Figure record listings
────────

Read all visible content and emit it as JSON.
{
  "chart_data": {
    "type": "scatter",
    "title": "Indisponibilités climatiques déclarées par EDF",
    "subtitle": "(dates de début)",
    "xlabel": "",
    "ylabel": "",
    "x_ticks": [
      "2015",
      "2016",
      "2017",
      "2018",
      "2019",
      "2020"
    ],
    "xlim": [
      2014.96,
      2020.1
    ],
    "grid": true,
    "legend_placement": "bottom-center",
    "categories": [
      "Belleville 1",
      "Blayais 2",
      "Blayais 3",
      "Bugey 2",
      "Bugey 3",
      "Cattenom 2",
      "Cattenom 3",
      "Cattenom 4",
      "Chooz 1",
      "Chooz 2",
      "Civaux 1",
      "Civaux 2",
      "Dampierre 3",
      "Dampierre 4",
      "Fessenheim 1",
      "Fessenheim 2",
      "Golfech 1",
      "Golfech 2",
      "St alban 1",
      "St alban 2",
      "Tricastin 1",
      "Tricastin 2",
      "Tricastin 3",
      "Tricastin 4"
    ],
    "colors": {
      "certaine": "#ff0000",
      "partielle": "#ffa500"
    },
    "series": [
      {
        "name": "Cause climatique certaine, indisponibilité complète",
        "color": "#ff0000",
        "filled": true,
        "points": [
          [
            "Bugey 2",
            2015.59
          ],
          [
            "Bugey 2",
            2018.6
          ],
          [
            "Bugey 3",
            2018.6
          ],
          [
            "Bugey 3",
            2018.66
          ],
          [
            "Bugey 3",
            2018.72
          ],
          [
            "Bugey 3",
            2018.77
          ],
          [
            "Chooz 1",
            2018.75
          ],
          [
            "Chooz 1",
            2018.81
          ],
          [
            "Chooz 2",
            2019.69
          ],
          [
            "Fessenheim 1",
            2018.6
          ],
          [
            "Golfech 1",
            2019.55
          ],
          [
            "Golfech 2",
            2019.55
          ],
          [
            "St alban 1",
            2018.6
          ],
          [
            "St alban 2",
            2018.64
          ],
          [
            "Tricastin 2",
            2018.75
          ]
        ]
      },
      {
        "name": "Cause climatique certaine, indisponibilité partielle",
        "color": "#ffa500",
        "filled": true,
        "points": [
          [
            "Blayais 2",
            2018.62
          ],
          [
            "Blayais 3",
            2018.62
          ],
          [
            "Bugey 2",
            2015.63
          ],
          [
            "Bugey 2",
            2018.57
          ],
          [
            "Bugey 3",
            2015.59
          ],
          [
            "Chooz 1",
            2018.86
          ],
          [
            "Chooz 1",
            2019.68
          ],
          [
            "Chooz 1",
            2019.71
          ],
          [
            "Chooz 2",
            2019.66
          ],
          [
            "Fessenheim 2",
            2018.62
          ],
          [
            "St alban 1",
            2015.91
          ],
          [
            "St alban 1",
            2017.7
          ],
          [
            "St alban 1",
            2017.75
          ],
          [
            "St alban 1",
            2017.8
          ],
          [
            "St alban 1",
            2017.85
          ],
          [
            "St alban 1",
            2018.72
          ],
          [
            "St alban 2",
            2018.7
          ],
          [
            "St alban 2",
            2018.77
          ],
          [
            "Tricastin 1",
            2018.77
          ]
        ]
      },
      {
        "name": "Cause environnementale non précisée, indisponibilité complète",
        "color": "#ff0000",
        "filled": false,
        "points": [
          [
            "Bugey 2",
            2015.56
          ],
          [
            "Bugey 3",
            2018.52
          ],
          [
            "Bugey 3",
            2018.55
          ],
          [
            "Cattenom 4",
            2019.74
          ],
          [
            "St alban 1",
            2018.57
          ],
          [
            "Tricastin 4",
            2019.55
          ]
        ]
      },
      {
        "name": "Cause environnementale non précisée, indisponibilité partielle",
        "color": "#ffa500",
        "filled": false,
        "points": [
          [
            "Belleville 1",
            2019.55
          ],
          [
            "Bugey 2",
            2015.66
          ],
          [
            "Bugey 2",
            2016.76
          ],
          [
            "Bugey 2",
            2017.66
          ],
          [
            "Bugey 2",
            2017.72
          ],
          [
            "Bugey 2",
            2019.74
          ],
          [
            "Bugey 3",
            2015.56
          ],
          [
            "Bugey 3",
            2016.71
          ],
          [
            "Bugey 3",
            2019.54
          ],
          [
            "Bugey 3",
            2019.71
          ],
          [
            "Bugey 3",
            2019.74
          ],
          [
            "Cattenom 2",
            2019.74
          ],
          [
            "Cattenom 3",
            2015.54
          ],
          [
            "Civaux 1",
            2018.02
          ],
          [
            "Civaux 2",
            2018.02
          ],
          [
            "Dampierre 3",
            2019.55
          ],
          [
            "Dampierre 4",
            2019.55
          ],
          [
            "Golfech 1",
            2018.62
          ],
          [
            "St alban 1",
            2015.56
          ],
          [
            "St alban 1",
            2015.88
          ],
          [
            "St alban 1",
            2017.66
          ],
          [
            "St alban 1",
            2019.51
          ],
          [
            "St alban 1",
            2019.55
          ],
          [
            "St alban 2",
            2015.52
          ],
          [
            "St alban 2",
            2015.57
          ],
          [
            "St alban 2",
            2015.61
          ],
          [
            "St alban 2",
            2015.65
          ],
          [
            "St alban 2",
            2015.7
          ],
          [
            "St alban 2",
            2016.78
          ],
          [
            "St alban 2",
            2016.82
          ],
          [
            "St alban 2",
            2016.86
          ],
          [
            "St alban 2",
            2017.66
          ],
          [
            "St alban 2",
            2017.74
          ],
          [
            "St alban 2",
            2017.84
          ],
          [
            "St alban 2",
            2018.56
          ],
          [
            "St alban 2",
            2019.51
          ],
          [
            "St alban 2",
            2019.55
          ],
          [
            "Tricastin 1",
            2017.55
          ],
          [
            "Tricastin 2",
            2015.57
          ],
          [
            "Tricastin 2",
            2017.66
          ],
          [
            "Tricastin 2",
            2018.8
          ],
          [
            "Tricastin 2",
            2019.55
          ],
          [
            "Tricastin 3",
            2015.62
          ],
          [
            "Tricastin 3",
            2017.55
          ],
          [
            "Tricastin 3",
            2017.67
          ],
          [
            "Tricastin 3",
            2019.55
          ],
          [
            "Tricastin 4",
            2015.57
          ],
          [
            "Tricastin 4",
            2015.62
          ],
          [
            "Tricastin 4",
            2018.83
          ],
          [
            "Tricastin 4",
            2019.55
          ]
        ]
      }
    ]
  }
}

────────

WRITTEN EXERCISE: Collect every line above that contains the word "Cause".

WRITTEN RESPONSE:
        "name": "Cause climatique certaine, indisponibilité complète",
        "name": "Cause climatique certaine, indisponibilité partielle",
        "name": "Cause environnementale non précisée, indisponibilité complète",
        "name": "Cause environnementale non précisée, indisponibilité partielle",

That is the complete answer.